::: Records supplied

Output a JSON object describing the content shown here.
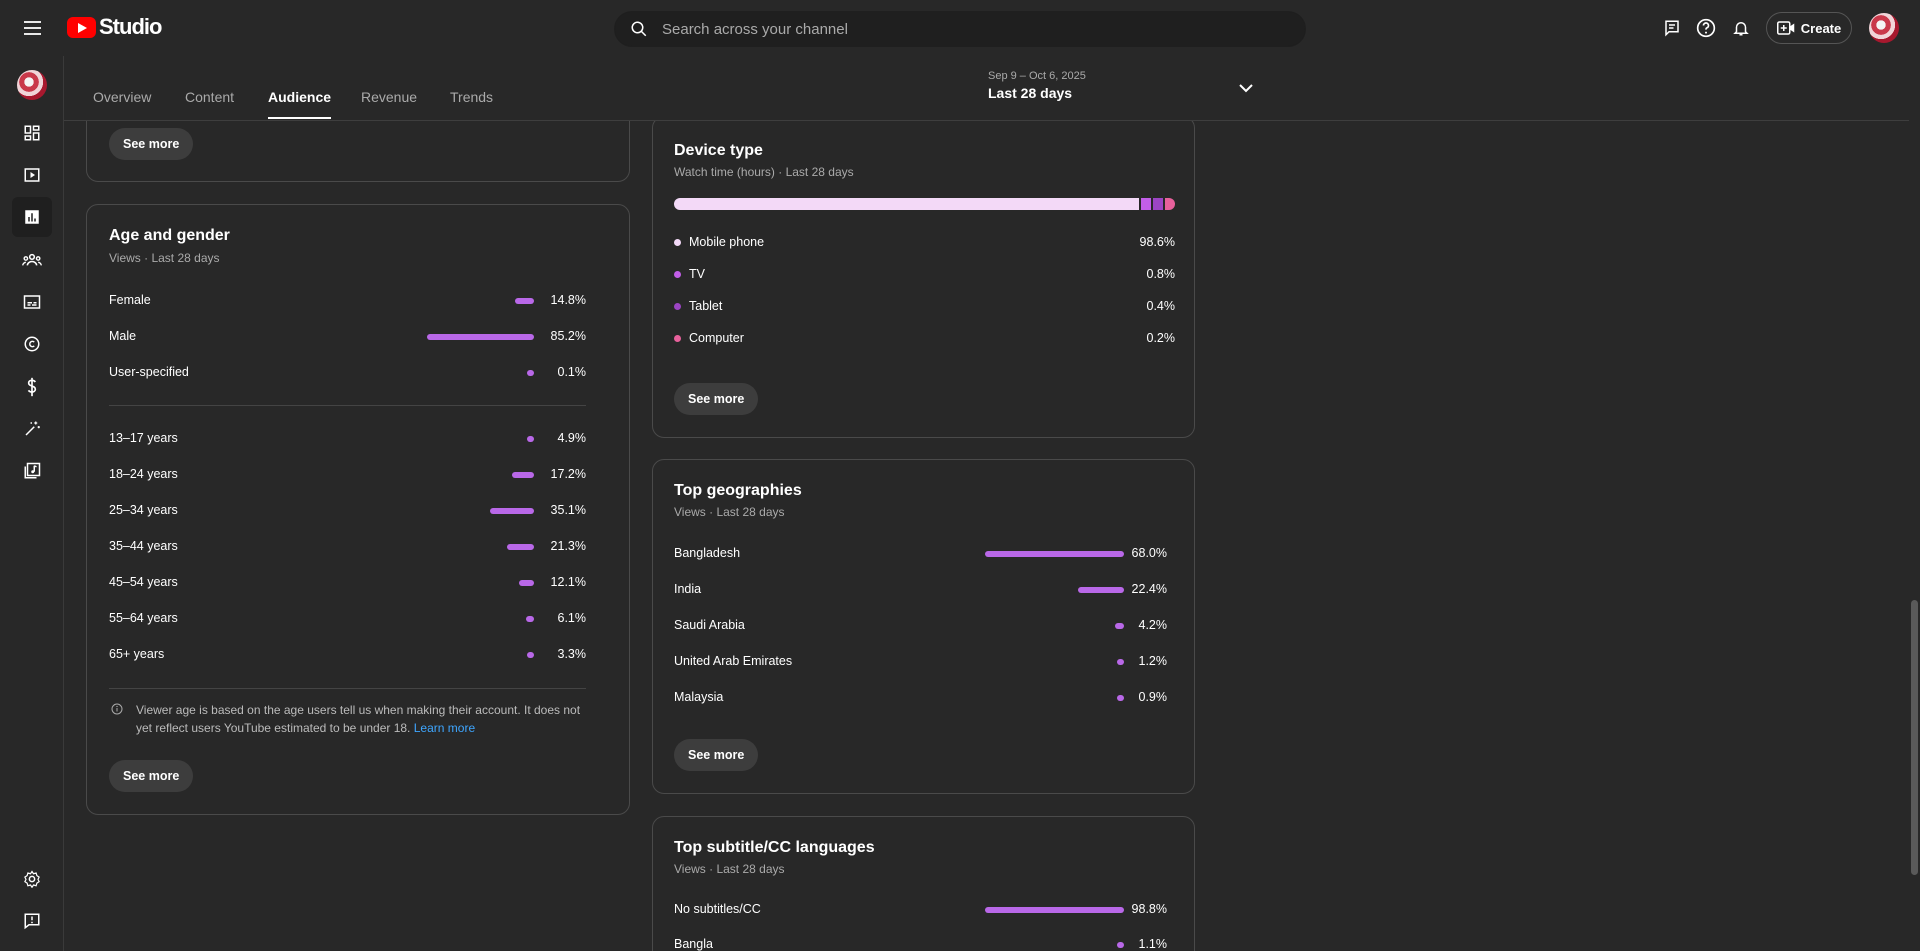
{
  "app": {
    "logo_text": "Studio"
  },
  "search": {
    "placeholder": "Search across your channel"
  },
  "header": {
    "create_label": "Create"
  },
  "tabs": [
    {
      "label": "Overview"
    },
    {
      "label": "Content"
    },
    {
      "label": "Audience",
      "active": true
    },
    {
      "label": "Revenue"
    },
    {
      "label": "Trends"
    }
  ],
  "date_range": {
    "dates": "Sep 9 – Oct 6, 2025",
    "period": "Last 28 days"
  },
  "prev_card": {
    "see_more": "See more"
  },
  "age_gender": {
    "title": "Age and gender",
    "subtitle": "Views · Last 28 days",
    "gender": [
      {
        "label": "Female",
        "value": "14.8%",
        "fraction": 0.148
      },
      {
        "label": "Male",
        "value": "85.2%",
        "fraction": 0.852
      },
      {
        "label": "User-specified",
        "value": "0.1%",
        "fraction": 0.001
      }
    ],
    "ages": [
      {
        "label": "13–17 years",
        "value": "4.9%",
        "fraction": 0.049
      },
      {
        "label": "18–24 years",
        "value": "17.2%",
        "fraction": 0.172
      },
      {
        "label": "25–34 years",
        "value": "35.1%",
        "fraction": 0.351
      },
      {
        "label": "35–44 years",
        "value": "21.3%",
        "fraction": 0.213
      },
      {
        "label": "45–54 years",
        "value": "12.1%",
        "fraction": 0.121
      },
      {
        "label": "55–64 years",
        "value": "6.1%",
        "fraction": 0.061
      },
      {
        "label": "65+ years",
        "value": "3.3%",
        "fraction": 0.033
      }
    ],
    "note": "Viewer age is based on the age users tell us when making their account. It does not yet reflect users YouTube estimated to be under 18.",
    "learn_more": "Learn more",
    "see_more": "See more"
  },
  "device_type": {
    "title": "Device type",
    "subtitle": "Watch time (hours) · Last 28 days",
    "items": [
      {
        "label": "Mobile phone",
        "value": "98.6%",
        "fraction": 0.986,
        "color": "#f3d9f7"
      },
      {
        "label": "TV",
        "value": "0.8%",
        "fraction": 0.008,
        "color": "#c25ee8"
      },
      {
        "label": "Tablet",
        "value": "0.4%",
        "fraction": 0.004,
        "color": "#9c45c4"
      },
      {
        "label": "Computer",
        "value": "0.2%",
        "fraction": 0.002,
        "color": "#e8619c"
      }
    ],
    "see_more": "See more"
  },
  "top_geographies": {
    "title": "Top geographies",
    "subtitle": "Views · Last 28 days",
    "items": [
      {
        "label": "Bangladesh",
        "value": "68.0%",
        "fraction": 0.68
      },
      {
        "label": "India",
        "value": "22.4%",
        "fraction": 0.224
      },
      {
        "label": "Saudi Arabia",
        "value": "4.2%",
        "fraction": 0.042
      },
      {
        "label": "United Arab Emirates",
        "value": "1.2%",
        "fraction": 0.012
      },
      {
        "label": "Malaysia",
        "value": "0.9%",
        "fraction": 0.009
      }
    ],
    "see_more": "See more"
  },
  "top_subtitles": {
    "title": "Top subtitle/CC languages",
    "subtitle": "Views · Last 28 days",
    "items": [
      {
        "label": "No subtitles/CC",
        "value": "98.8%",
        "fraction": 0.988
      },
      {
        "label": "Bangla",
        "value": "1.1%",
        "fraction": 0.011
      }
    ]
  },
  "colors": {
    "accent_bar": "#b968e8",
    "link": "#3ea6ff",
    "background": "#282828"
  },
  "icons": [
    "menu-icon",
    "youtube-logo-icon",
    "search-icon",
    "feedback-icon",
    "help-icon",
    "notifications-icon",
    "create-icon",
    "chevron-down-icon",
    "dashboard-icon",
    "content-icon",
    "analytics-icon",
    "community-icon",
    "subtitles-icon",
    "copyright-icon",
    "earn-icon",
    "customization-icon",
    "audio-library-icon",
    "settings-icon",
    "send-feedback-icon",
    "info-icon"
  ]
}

::::::

- [Task prompt] Give back the entries verbatim. Do not include any picture.

- [Finished task]
Output a JSON object describing the content shown here.
{
  "app": {
    "logo_text": "Studio"
  },
  "search": {
    "placeholder": "Search across your channel"
  },
  "header": {
    "create_label": "Create"
  },
  "tabs": [
    {
      "label": "Overview"
    },
    {
      "label": "Content"
    },
    {
      "label": "Audience",
      "active": true
    },
    {
      "label": "Revenue"
    },
    {
      "label": "Trends"
    }
  ],
  "date_range": {
    "dates": "Sep 9 – Oct 6, 2025",
    "period": "Last 28 days"
  },
  "prev_card": {
    "see_more": "See more"
  },
  "age_gender": {
    "title": "Age and gender",
    "subtitle": "Views · Last 28 days",
    "gender": [
      {
        "label": "Female",
        "value": "14.8%",
        "fraction": 0.148
      },
      {
        "label": "Male",
        "value": "85.2%",
        "fraction": 0.852
      },
      {
        "label": "User-specified",
        "value": "0.1%",
        "fraction": 0.001
      }
    ],
    "ages": [
      {
        "label": "13–17 years",
        "value": "4.9%",
        "fraction": 0.049
      },
      {
        "label": "18–24 years",
        "value": "17.2%",
        "fraction": 0.172
      },
      {
        "label": "25–34 years",
        "value": "35.1%",
        "fraction": 0.351
      },
      {
        "label": "35–44 years",
        "value": "21.3%",
        "fraction": 0.213
      },
      {
        "label": "45–54 years",
        "value": "12.1%",
        "fraction": 0.121
      },
      {
        "label": "55–64 years",
        "value": "6.1%",
        "fraction": 0.061
      },
      {
        "label": "65+ years",
        "value": "3.3%",
        "fraction": 0.033
      }
    ],
    "note": "Viewer age is based on the age users tell us when making their account. It does not yet reflect users YouTube estimated to be under 18.",
    "learn_more": "Learn more",
    "see_more": "See more"
  },
  "device_type": {
    "title": "Device type",
    "subtitle": "Watch time (hours) · Last 28 days",
    "items": [
      {
        "label": "Mobile phone",
        "value": "98.6%",
        "fraction": 0.986,
        "color": "#f3d9f7"
      },
      {
        "label": "TV",
        "value": "0.8%",
        "fraction": 0.008,
        "color": "#c25ee8"
      },
      {
        "label": "Tablet",
        "value": "0.4%",
        "fraction": 0.004,
        "color": "#9c45c4"
      },
      {
        "label": "Computer",
        "value": "0.2%",
        "fraction": 0.002,
        "color": "#e8619c"
      }
    ],
    "see_more": "See more"
  },
  "top_geographies": {
    "title": "Top geographies",
    "subtitle": "Views · Last 28 days",
    "items": [
      {
        "label": "Bangladesh",
        "value": "68.0%",
        "fraction": 0.68
      },
      {
        "label": "India",
        "value": "22.4%",
        "fraction": 0.224
      },
      {
        "label": "Saudi Arabia",
        "value": "4.2%",
        "fraction": 0.042
      },
      {
        "label": "United Arab Emirates",
        "value": "1.2%",
        "fraction": 0.012
      },
      {
        "label": "Malaysia",
        "value": "0.9%",
        "fraction": 0.009
      }
    ],
    "see_more": "See more"
  },
  "top_subtitles": {
    "title": "Top subtitle/CC languages",
    "subtitle": "Views · Last 28 days",
    "items": [
      {
        "label": "No subtitles/CC",
        "value": "98.8%",
        "fraction": 0.988
      },
      {
        "label": "Bangla",
        "value": "1.1%",
        "fraction": 0.011
      }
    ]
  },
  "colors": {
    "accent_bar": "#b968e8",
    "link": "#3ea6ff",
    "background": "#282828"
  },
  "icons": [
    "menu-icon",
    "youtube-logo-icon",
    "search-icon",
    "feedback-icon",
    "help-icon",
    "notifications-icon",
    "create-icon",
    "chevron-down-icon",
    "dashboard-icon",
    "content-icon",
    "analytics-icon",
    "community-icon",
    "subtitles-icon",
    "copyright-icon",
    "earn-icon",
    "customization-icon",
    "audio-library-icon",
    "settings-icon",
    "send-feedback-icon",
    "info-icon"
  ]
}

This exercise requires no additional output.